Return the count of lines with the string "выше" in them, and nothing else.

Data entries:
--------------------------------
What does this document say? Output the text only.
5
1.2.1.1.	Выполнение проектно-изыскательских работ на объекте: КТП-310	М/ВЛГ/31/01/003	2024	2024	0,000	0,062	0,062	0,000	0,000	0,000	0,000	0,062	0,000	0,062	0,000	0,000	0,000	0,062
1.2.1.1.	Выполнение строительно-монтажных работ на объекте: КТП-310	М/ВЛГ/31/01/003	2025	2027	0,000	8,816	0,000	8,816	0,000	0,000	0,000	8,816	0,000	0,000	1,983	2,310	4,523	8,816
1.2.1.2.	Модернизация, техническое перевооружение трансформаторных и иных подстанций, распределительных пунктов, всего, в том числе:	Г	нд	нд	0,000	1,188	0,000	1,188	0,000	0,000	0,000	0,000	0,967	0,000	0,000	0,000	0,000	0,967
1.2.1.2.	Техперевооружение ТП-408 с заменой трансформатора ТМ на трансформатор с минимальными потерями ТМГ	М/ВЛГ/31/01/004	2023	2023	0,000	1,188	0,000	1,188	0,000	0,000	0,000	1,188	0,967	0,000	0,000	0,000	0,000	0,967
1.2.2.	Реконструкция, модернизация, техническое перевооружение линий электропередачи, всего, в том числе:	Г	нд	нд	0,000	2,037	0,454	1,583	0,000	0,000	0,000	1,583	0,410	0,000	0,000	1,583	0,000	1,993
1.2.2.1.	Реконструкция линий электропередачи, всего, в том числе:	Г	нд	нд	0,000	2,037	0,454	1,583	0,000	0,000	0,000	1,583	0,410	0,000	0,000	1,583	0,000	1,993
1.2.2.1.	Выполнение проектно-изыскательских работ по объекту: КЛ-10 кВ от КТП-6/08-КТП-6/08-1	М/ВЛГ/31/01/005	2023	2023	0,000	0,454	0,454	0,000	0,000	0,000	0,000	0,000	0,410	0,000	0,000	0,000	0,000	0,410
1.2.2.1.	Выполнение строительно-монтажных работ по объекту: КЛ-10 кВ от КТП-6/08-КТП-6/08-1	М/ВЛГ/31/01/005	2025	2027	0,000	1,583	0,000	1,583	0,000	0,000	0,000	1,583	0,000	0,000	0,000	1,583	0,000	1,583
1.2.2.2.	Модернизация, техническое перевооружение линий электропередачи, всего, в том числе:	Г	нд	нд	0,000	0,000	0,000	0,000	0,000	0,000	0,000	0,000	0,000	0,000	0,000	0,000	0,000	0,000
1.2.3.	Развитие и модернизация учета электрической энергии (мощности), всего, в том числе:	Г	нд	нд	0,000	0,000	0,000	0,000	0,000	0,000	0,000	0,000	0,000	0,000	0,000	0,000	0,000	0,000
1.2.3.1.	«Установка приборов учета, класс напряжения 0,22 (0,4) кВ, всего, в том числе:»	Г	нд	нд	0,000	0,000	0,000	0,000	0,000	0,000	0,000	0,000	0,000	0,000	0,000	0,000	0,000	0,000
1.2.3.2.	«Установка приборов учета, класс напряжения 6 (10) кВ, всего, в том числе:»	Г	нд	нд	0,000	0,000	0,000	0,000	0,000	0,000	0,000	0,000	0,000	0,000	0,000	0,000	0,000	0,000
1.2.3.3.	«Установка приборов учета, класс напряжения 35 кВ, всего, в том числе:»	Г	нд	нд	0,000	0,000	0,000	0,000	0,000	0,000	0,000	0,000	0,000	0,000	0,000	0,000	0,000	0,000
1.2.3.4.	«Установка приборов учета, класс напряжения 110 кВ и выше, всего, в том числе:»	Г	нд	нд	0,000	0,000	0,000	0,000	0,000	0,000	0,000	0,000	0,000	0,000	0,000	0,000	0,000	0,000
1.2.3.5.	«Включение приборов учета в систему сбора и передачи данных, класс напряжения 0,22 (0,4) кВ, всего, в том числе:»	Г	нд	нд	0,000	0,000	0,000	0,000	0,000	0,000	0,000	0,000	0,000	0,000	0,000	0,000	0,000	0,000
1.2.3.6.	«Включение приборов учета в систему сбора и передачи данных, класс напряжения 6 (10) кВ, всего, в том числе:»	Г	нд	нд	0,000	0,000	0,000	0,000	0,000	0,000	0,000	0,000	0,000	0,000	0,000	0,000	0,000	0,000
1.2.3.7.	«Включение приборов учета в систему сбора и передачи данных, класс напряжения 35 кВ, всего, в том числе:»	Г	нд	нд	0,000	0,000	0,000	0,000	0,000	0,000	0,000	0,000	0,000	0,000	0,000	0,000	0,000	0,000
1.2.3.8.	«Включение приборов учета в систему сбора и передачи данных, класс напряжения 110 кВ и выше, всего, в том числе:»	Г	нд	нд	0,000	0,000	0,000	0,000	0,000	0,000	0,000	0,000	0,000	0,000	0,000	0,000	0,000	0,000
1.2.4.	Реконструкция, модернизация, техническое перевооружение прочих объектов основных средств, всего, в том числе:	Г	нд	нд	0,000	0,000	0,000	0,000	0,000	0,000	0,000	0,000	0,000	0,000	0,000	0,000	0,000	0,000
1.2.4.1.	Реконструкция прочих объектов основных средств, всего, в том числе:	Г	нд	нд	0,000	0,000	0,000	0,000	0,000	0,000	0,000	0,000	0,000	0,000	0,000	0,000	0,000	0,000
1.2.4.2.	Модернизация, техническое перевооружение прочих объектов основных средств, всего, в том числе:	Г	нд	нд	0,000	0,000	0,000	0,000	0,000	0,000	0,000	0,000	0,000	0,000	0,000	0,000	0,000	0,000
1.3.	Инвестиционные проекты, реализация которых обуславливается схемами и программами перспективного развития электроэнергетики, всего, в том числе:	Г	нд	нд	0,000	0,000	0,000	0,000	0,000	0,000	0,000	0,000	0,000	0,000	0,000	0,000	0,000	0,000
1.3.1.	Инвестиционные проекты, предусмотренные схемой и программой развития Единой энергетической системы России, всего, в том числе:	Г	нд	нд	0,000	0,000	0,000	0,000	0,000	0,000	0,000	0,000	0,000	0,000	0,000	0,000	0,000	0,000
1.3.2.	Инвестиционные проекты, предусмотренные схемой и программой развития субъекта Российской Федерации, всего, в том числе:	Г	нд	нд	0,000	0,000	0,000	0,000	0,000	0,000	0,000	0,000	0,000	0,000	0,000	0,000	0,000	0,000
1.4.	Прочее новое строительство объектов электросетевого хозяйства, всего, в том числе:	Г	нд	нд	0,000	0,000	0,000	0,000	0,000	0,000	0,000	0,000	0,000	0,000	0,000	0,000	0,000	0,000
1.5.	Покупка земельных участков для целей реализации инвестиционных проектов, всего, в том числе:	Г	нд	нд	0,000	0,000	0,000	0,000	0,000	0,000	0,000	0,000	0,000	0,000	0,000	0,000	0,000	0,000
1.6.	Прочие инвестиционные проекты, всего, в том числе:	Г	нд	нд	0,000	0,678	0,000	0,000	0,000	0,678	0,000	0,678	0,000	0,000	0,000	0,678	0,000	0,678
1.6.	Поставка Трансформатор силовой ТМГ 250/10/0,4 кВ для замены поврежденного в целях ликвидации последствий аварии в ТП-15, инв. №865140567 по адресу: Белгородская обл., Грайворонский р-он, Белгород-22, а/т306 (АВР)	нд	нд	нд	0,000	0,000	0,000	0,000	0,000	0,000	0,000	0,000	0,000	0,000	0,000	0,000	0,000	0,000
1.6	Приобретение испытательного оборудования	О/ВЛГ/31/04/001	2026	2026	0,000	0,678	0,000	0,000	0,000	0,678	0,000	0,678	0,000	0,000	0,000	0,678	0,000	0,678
--------------------------------
**Solution to this problem**
2